▸ Objective: Show each line that has the string "JSON" in it.
— BEGIN Listed records —
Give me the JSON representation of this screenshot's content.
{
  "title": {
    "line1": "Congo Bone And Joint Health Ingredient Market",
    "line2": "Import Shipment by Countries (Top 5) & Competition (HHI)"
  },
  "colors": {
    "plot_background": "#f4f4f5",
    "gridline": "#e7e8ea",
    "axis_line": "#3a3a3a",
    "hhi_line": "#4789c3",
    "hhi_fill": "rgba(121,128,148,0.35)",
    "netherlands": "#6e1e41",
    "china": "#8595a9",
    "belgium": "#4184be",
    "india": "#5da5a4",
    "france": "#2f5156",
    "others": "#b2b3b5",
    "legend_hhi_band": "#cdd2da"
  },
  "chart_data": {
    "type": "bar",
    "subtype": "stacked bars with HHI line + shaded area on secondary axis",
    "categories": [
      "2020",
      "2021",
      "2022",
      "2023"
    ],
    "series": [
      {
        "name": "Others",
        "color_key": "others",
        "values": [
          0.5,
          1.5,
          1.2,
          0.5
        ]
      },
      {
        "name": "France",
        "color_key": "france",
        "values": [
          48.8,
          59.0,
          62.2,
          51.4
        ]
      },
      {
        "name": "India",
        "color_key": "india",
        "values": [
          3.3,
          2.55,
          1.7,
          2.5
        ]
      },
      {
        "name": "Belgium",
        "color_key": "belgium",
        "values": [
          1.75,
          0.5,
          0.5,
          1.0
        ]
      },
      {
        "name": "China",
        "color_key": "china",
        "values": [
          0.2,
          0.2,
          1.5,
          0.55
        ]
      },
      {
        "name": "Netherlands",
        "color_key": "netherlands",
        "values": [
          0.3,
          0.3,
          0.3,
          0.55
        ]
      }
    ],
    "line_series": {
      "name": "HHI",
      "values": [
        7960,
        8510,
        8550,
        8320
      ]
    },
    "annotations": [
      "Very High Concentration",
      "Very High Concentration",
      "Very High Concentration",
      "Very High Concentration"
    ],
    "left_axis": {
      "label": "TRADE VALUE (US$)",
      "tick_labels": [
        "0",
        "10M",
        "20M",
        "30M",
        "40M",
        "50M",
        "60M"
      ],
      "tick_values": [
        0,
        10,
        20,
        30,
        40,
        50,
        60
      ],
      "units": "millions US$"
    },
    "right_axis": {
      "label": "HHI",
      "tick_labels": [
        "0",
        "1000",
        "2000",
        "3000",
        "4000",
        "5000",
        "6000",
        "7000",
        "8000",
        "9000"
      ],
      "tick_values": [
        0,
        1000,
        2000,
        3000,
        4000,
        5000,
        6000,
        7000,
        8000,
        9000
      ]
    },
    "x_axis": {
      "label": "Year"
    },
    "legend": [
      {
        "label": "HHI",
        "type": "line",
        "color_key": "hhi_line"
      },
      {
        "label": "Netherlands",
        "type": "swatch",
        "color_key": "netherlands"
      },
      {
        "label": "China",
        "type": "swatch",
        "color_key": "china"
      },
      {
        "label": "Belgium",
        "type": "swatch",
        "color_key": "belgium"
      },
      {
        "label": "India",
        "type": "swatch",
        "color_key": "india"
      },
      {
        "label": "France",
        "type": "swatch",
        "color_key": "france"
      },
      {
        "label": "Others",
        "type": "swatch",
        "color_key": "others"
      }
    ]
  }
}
— END Listed records —
— BEGIN Listed records —
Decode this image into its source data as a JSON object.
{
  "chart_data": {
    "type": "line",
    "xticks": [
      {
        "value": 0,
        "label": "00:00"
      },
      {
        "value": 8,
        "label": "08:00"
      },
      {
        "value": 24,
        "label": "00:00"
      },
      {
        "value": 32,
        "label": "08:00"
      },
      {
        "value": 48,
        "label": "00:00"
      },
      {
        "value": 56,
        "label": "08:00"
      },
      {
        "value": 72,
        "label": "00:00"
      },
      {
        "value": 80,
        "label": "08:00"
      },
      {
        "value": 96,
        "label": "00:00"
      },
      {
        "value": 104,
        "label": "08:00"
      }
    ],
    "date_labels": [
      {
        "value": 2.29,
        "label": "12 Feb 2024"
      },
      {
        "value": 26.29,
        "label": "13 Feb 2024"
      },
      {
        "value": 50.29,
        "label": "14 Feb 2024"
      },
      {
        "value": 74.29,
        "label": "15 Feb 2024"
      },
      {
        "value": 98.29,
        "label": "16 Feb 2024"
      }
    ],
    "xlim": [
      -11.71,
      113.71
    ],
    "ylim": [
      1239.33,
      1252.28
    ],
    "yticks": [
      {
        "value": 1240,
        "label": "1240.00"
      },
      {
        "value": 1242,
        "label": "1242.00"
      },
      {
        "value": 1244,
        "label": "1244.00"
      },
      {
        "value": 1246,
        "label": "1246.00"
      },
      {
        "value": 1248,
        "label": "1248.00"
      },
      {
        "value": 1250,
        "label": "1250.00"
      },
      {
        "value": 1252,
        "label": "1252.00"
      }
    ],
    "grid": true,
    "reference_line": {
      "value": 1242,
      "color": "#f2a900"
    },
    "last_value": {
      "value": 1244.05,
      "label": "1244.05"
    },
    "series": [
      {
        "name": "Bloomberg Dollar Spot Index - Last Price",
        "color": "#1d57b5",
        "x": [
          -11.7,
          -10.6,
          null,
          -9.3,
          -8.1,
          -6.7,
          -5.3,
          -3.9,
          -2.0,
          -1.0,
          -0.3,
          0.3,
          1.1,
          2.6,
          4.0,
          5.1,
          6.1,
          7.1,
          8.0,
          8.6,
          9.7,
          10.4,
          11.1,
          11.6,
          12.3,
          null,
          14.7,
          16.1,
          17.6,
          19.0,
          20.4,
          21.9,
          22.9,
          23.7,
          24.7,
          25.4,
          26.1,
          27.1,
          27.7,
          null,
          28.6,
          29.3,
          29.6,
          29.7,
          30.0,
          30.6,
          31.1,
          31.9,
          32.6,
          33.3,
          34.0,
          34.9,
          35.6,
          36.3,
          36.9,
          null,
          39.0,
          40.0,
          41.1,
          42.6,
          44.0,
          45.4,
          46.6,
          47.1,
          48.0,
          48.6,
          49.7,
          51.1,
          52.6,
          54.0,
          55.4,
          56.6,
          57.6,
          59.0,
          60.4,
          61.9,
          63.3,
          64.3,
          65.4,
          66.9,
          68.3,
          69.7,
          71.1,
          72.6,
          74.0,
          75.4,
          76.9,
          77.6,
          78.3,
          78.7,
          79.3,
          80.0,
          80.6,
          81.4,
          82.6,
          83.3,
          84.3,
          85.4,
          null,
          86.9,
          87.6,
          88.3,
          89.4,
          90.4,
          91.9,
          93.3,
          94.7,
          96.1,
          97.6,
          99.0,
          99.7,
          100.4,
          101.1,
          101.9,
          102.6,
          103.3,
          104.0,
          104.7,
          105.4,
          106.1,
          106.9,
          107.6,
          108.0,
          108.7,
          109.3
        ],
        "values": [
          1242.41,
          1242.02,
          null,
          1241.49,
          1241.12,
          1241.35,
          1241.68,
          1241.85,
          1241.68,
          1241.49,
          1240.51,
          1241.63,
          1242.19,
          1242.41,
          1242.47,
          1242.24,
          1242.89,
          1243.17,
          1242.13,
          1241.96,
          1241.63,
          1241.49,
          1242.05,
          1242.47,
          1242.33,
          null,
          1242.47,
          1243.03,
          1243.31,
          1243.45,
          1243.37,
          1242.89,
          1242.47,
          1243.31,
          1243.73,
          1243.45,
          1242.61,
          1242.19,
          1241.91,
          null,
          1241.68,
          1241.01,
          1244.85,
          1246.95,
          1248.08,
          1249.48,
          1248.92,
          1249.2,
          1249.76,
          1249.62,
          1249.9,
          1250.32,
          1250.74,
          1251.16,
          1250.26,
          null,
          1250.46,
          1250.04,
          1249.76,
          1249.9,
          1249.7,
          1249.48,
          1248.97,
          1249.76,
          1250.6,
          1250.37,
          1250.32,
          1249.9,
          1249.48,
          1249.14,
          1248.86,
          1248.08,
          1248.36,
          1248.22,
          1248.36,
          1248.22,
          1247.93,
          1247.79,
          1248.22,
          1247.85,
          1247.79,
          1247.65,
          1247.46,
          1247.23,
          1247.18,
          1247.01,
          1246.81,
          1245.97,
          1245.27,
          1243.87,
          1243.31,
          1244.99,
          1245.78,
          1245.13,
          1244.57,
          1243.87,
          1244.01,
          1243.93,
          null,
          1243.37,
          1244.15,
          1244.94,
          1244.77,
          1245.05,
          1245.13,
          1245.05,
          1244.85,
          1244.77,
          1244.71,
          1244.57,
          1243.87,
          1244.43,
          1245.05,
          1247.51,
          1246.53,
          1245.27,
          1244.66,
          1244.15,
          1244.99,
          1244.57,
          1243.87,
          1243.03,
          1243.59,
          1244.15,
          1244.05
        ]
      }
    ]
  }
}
— END Listed records —
— BEGIN Listed records —
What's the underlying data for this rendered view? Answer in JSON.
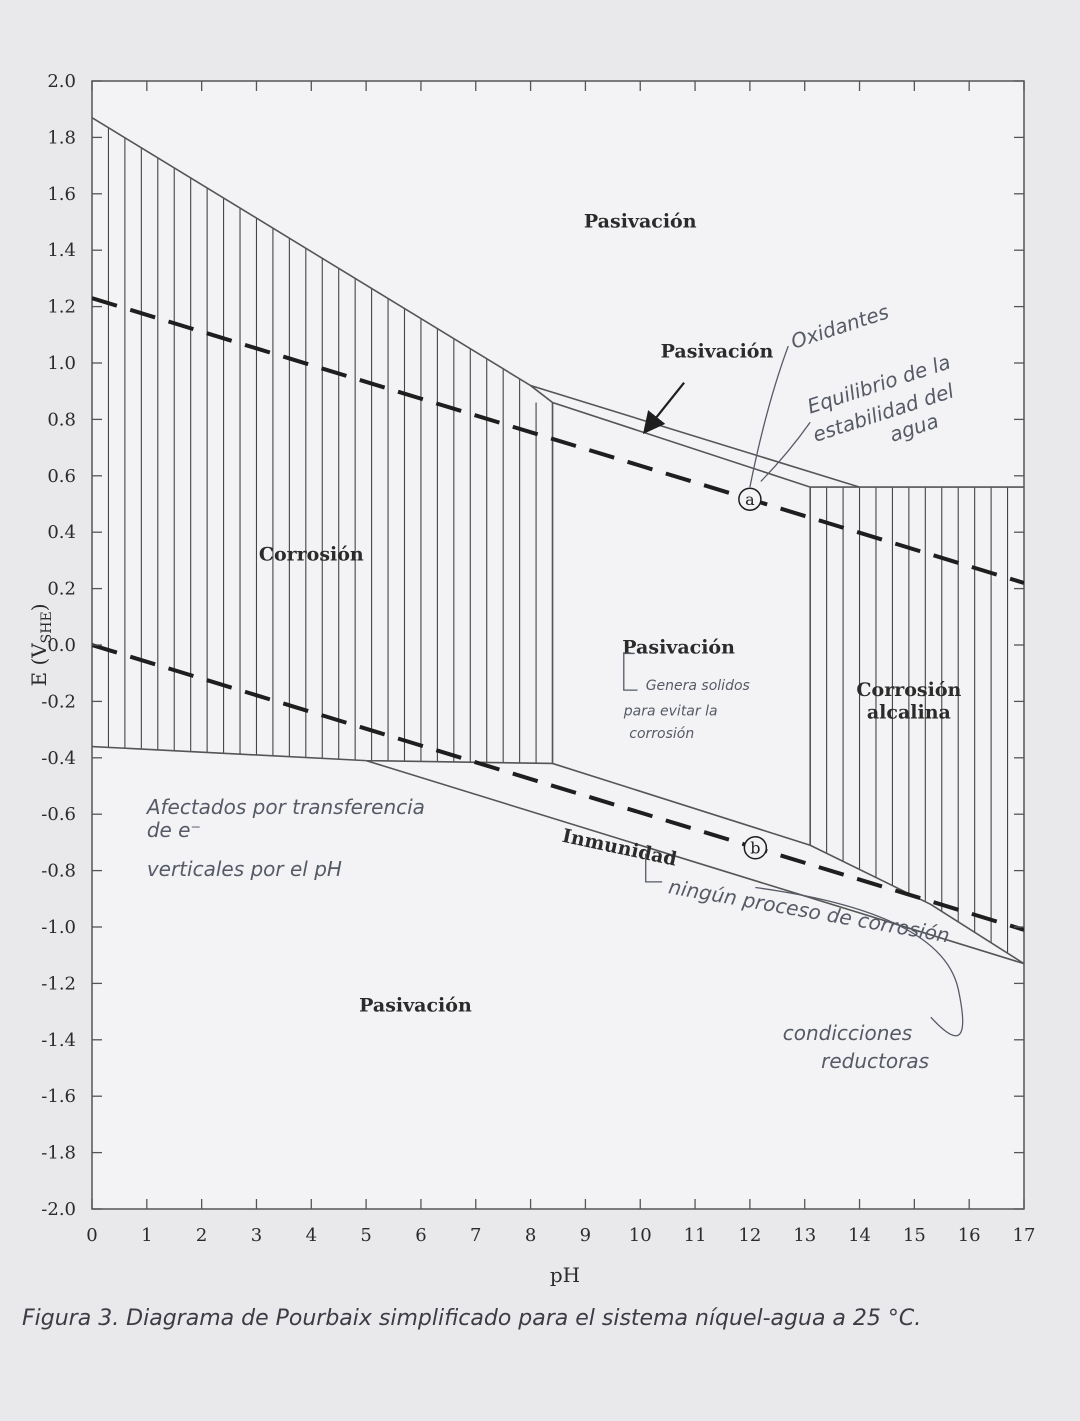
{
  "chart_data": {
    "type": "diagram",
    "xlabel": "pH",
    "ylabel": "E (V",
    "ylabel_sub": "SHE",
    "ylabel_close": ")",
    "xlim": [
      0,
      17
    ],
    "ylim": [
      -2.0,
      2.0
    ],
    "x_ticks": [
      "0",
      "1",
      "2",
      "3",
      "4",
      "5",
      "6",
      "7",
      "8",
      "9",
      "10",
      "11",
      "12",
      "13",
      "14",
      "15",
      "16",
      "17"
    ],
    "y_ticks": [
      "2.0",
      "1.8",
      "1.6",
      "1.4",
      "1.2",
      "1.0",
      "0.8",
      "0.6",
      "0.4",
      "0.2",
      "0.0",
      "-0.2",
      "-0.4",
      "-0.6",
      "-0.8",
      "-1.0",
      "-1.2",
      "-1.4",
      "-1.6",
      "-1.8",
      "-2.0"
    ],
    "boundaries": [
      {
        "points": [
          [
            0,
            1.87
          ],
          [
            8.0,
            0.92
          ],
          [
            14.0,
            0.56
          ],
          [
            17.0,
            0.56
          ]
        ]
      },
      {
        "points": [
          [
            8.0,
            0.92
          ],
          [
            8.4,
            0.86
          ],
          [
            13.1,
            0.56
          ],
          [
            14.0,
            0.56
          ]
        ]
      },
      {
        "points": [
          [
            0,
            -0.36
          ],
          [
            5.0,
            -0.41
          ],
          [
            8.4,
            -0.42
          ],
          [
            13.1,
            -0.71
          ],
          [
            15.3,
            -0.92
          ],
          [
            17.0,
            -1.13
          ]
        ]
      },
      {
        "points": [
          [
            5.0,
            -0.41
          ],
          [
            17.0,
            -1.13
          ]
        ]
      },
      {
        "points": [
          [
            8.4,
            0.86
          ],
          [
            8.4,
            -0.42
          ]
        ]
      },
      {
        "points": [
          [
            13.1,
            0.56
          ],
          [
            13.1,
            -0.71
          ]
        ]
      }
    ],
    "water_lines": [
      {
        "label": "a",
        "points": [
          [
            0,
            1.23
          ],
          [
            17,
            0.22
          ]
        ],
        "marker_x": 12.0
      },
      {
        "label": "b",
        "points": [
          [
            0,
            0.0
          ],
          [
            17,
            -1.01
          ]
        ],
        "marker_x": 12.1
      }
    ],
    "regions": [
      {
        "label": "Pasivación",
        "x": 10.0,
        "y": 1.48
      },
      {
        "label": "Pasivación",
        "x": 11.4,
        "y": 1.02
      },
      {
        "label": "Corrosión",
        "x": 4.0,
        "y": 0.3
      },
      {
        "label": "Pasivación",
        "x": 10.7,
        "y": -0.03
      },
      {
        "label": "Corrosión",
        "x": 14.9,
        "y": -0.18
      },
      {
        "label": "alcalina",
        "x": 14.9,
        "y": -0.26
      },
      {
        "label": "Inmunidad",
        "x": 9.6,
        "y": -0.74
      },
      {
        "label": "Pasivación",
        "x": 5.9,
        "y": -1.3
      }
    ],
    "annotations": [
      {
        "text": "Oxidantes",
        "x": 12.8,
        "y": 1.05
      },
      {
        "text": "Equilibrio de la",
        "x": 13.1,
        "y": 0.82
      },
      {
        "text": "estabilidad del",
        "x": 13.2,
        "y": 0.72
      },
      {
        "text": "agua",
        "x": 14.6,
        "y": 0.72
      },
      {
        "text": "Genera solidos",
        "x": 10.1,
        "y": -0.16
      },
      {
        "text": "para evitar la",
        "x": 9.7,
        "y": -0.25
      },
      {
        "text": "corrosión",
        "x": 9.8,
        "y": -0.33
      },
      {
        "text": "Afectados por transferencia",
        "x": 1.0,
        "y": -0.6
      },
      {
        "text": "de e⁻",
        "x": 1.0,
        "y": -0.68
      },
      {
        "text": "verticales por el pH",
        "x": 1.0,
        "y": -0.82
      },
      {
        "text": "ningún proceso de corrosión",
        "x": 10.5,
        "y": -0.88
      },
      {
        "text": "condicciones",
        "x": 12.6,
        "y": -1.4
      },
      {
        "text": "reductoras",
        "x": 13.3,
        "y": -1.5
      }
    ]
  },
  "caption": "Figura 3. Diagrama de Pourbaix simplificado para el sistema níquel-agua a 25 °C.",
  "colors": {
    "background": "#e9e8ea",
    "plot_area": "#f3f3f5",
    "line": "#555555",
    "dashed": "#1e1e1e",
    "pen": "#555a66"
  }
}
— END Listed records —
▸ The answer:
Give me the JSON representation of this screenshot's content.
Decode this image into its source data as a JSON object.
What's the underlying data for this rendered view? Answer in JSON.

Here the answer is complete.